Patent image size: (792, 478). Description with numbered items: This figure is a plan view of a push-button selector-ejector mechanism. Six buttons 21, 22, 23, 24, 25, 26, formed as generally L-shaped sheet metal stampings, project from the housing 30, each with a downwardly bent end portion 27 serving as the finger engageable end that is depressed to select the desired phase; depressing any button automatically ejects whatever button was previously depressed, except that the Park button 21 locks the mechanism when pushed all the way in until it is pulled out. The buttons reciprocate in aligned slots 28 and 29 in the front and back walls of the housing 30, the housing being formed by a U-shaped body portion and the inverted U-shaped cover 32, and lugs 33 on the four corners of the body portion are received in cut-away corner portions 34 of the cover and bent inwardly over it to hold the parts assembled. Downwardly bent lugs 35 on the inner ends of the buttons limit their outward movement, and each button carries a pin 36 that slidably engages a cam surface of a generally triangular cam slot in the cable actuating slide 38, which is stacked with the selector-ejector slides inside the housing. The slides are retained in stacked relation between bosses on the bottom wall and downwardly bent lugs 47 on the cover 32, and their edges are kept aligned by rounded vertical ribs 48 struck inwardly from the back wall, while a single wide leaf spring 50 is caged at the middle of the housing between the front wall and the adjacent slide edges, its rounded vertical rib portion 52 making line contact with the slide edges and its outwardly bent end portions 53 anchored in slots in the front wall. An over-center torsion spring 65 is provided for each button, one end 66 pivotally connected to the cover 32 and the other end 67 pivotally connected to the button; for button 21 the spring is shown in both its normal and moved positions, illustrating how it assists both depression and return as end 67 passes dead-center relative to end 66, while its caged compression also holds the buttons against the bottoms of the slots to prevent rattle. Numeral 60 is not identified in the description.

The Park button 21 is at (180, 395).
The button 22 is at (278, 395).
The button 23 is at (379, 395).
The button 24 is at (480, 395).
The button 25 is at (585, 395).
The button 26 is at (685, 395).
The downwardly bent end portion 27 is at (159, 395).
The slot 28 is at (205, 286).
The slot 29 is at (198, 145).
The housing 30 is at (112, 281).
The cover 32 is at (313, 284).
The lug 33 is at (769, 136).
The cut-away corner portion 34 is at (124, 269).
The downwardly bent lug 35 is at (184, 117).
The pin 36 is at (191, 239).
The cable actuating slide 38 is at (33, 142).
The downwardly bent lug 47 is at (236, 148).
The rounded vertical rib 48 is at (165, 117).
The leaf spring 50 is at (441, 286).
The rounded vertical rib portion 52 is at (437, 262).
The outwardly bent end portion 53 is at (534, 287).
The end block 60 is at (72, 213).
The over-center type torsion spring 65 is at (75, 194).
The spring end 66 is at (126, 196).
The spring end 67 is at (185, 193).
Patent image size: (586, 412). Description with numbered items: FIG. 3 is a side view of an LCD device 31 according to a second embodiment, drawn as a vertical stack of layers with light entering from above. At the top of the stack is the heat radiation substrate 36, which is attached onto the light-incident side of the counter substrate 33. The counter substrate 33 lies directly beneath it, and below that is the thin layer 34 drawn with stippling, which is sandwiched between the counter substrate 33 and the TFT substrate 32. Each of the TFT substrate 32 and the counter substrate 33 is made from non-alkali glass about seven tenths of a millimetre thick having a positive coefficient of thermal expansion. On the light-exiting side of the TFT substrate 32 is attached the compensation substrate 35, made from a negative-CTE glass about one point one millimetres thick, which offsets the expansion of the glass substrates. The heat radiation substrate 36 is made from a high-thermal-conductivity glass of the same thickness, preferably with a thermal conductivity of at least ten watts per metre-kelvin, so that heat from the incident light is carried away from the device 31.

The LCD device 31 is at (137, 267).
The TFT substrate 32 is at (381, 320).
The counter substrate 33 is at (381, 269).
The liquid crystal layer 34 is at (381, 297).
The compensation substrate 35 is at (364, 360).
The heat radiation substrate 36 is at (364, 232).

Enunciado da tarefa → Transcreva, sem nenhuma alteração, todas as linhas dos dados acima.

Resposta abaixo →
Patent image size: (792, 478). Description with numbered items: This figure is a plan view of a push-button selector-ejector mechanism. Six buttons 21, 22, 23, 24, 25, 26, formed as generally L-shaped sheet metal stampings, project from the housing 30, each with a downwardly bent end portion 27 serving as the finger engageable end that is depressed to select the desired phase; depressing any button automatically ejects whatever button was previously depressed, except that the Park button 21 locks the mechanism when pushed all the way in until it is pulled out. The buttons reciprocate in aligned slots 28 and 29 in the front and back walls of the housing 30, the housing being formed by a U-shaped body portion and the inverted U-shaped cover 32, and lugs 33 on the four corners of the body portion are received in cut-away corner portions 34 of the cover and bent inwardly over it to hold the parts assembled. Downwardly bent lugs 35 on the inner ends of the buttons limit their outward movement, and each button carries a pin 36 that slidably engages a cam surface of a generally triangular cam slot in the cable actuating slide 38, which is stacked with the selector-ejector slides inside the housing. The slides are retained in stacked relation between bosses on the bottom wall and downwardly bent lugs 47 on the cover 32, and their edges are kept aligned by rounded vertical ribs 48 struck inwardly from the back wall, while a single wide leaf spring 50 is caged at the middle of the housing between the front wall and the adjacent slide edges, its rounded vertical rib portion 52 making line contact with the slide edges and its outwardly bent end portions 53 anchored in slots in the front wall. An over-center torsion spring 65 is provided for each button, one end 66 pivotally connected to the cover 32 and the other end 67 pivotally connected to the button; for button 21 the spring is shown in both its normal and moved positions, illustrating how it assists both depression and return as end 67 passes dead-center relative to end 66, while its caged compression also holds the buttons against the bottoms of the slots to prevent rattle. Numeral 60 is not identified in the description.

The Park button 21 is at (180, 395).
The button 22 is at (278, 395).
The button 23 is at (379, 395).
The button 24 is at (480, 395).
The button 25 is at (585, 395).
The button 26 is at (685, 395).
The downwardly bent end portion 27 is at (159, 395).
The slot 28 is at (205, 286).
The slot 29 is at (198, 145).
The housing 30 is at (112, 281).
The cover 32 is at (313, 284).
The lug 33 is at (769, 136).
The cut-away corner portion 34 is at (124, 269).
The downwardly bent lug 35 is at (184, 117).
The pin 36 is at (191, 239).
The cable actuating slide 38 is at (33, 142).
The downwardly bent lug 47 is at (236, 148).
The rounded vertical rib 48 is at (165, 117).
The leaf spring 50 is at (441, 286).
The rounded vertical rib portion 52 is at (437, 262).
The outwardly bent end portion 53 is at (534, 287).
The end block 60 is at (72, 213).
The over-center type torsion spring 65 is at (75, 194).
The spring end 66 is at (126, 196).
The spring end 67 is at (185, 193).
Patent image size: (586, 412). Description with numbered items: FIG. 3 is a side view of an LCD device 31 according to a second embodiment, drawn as a vertical stack of layers with light entering from above. At the top of the stack is the heat radiation substrate 36, which is attached onto the light-incident side of the counter substrate 33. The counter substrate 33 lies directly beneath it, and below that is the thin layer 34 drawn with stippling, which is sandwiched between the counter substrate 33 and the TFT substrate 32. Each of the TFT substrate 32 and the counter substrate 33 is made from non-alkali glass about seven tenths of a millimetre thick having a positive coefficient of thermal expansion. On the light-exiting side of the TFT substrate 32 is attached the compensation substrate 35, made from a negative-CTE glass about one point one millimetres thick, which offsets the expansion of the glass substrates. The heat radiation substrate 36 is made from a high-thermal-conductivity glass of the same thickness, preferably with a thermal conductivity of at least ten watts per metre-kelvin, so that heat from the incident light is carried away from the device 31.

The LCD device 31 is at (137, 267).
The TFT substrate 32 is at (381, 320).
The counter substrate 33 is at (381, 269).
The liquid crystal layer 34 is at (381, 297).
The compensation substrate 35 is at (364, 360).
The heat radiation substrate 36 is at (364, 232).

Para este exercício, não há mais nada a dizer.